Your answer should consist of the lines in the data below that contain "myndighetens".

── Entries supplied

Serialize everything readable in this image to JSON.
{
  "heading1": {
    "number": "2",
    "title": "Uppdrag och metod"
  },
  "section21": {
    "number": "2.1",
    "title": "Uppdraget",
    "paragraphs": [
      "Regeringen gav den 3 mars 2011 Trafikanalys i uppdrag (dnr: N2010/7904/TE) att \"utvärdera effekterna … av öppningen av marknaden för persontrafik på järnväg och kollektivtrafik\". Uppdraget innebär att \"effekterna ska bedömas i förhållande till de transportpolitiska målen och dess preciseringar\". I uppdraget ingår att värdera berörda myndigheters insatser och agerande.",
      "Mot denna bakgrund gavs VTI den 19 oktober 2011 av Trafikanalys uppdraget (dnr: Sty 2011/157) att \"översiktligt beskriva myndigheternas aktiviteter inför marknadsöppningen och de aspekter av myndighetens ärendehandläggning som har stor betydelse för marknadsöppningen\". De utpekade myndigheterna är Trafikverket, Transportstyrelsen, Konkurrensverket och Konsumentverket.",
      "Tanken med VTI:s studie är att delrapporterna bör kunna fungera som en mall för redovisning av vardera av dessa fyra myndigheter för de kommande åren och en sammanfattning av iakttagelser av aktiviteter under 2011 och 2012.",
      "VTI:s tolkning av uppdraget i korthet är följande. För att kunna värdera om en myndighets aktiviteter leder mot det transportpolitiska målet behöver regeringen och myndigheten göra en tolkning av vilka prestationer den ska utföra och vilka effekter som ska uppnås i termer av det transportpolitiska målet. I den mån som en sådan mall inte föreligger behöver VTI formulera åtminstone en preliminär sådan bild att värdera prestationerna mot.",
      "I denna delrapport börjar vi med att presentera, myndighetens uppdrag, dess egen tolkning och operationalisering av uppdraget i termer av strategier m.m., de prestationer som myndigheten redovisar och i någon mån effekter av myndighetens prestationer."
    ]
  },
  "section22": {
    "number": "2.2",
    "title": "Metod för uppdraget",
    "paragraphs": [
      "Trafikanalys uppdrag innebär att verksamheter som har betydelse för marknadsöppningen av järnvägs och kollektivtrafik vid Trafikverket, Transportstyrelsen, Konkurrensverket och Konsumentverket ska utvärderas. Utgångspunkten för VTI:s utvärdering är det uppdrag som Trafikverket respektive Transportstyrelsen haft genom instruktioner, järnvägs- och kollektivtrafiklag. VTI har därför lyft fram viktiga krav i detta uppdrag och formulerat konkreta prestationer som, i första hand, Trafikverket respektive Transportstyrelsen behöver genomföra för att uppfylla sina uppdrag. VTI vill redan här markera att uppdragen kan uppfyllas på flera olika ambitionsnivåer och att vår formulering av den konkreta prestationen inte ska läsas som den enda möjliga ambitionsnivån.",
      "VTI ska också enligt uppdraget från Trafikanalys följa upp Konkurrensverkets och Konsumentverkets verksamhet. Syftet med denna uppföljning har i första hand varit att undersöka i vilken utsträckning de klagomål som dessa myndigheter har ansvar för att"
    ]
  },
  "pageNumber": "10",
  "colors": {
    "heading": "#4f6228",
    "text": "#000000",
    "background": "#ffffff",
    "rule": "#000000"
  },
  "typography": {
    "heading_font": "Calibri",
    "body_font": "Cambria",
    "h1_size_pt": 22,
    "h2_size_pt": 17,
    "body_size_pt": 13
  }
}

────

• _Your response_:
      "Mot denna bakgrund gavs VTI den 19 oktober 2011 av Trafikanalys uppdraget (dnr: Sty 2011/157) att \"översiktligt beskriva myndigheternas aktiviteter inför marknadsöppningen och de aspekter av myndighetens ärendehandläggning som har stor betydelse för marknadsöppningen\". De utpekade myndigheterna är Trafikverket, Transportstyrelsen, Konkurrensverket och Konsumentverket.",
      "I denna delrapport börjar vi med att presentera, myndighetens uppdrag, dess egen tolkning och operationalisering av uppdraget i termer av strategier m.m., de prestationer som myndigheten redovisar och i någon mån effekter av myndighetens prestationer."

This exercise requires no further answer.